GOAL: Type every record exactly as it appears.
-- BEGIN ENTRIES --
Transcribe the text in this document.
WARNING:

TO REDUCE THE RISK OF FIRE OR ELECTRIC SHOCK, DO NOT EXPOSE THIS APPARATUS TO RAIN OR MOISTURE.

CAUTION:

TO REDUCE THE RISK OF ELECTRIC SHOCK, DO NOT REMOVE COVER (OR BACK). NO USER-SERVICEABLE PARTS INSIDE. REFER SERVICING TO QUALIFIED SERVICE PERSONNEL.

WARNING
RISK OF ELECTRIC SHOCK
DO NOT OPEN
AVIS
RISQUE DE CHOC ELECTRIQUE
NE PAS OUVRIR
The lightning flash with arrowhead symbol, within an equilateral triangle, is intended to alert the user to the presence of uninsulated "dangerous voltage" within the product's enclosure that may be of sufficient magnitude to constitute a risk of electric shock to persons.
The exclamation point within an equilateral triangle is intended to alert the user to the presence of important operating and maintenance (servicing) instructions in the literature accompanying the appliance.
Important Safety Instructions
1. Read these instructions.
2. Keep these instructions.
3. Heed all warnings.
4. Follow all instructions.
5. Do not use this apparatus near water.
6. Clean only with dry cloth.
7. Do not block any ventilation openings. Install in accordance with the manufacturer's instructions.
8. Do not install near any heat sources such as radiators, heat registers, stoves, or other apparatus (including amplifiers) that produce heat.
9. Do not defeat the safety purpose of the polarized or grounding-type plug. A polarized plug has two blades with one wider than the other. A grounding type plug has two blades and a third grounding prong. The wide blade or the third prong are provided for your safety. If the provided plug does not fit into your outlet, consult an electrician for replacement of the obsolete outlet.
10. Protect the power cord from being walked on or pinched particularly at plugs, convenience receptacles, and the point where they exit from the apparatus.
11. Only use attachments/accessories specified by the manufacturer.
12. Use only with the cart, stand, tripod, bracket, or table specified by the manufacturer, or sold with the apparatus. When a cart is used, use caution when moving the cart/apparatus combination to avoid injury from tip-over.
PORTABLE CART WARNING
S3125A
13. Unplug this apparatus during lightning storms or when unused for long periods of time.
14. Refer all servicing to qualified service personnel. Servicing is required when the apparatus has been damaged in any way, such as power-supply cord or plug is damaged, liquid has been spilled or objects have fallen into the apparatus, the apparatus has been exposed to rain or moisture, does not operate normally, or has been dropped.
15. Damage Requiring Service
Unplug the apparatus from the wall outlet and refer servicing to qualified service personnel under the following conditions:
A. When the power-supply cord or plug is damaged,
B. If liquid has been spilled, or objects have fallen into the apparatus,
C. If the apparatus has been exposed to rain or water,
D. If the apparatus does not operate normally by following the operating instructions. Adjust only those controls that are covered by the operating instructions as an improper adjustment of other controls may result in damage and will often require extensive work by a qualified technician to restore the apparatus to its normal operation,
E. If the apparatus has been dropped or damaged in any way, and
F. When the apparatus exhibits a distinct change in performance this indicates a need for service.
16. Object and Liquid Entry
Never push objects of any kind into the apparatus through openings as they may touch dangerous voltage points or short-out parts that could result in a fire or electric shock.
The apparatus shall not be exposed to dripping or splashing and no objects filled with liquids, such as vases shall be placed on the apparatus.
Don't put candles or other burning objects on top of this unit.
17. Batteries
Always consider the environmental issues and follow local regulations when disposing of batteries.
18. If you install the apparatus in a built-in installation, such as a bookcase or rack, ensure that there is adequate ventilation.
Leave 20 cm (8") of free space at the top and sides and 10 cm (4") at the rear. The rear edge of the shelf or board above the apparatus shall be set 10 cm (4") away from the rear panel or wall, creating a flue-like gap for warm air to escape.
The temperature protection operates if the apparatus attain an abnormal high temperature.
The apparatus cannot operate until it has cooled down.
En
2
-- END ENTRIES --
RIGHT ANSWER:
Transcribe the text in this document.
WARNING:

TO REDUCE THE RISK OF FIRE OR ELECTRIC SHOCK, DO NOT EXPOSE THIS APPARATUS TO RAIN OR MOISTURE.

CAUTION:

TO REDUCE THE RISK OF ELECTRIC SHOCK, DO NOT REMOVE COVER (OR BACK). NO USER-SERVICEABLE PARTS INSIDE. REFER SERVICING TO QUALIFIED SERVICE PERSONNEL.

WARNING
RISK OF ELECTRIC SHOCK
DO NOT OPEN
AVIS
RISQUE DE CHOC ELECTRIQUE
NE PAS OUVRIR
The lightning flash with arrowhead symbol, within an equilateral triangle, is intended to alert the user to the presence of uninsulated "dangerous voltage" within the product's enclosure that may be of sufficient magnitude to constitute a risk of electric shock to persons.
The exclamation point within an equilateral triangle is intended to alert the user to the presence of important operating and maintenance (servicing) instructions in the literature accompanying the appliance.
Important Safety Instructions
1. Read these instructions.
2. Keep these instructions.
3. Heed all warnings.
4. Follow all instructions.
5. Do not use this apparatus near water.
6. Clean only with dry cloth.
7. Do not block any ventilation openings. Install in accordance with the manufacturer's instructions.
8. Do not install near any heat sources such as radiators, heat registers, stoves, or other apparatus (including amplifiers) that produce heat.
9. Do not defeat the safety purpose of the polarized or grounding-type plug. A polarized plug has two blades with one wider than the other. A grounding type plug has two blades and a third grounding prong. The wide blade or the third prong are provided for your safety. If the provided plug does not fit into your outlet, consult an electrician for replacement of the obsolete outlet.
10. Protect the power cord from being walked on or pinched particularly at plugs, convenience receptacles, and the point where they exit from the apparatus.
11. Only use attachments/accessories specified by the manufacturer.
12. Use only with the cart, stand, tripod, bracket, or table specified by the manufacturer, or sold with the apparatus. When a cart is used, use caution when moving the cart/apparatus combination to avoid injury from tip-over.
PORTABLE CART WARNING
S3125A
13. Unplug this apparatus during lightning storms or when unused for long periods of time.
14. Refer all servicing to qualified service personnel. Servicing is required when the apparatus has been damaged in any way, such as power-supply cord or plug is damaged, liquid has been spilled or objects have fallen into the apparatus, the apparatus has been exposed to rain or moisture, does not operate normally, or has been dropped.
15. Damage Requiring Service
Unplug the apparatus from the wall outlet and refer servicing to qualified service personnel under the following conditions:
A. When the power-supply cord or plug is damaged,
B. If liquid has been spilled, or objects have fallen into the apparatus,
C. If the apparatus has been exposed to rain or water,
D. If the apparatus does not operate normally by following the operating instructions. Adjust only those controls that are covered by the operating instructions as an improper adjustment of other controls may result in damage and will often require extensive work by a qualified technician to restore the apparatus to its normal operation,
E. If the apparatus has been dropped or damaged in any way, and
F. When the apparatus exhibits a distinct change in performance this indicates a need for service.
16. Object and Liquid Entry
Never push objects of any kind into the apparatus through openings as they may touch dangerous voltage points or short-out parts that could result in a fire or electric shock.
The apparatus shall not be exposed to dripping or splashing and no objects filled with liquids, such as vases shall be placed on the apparatus.
Don't put candles or other burning objects on top of this unit.
17. Batteries
Always consider the environmental issues and follow local regulations when disposing of batteries.
18. If you install the apparatus in a built-in installation, such as a bookcase or rack, ensure that there is adequate ventilation.
Leave 20 cm (8") of free space at the top and sides and 10 cm (4") at the rear. The rear edge of the shelf or board above the apparatus shall be set 10 cm (4") away from the rear panel or wall, creating a flue-like gap for warm air to escape.
The temperature protection operates if the apparatus attain an abnormal high temperature.
The apparatus cannot operate until it has cooled down.
En
2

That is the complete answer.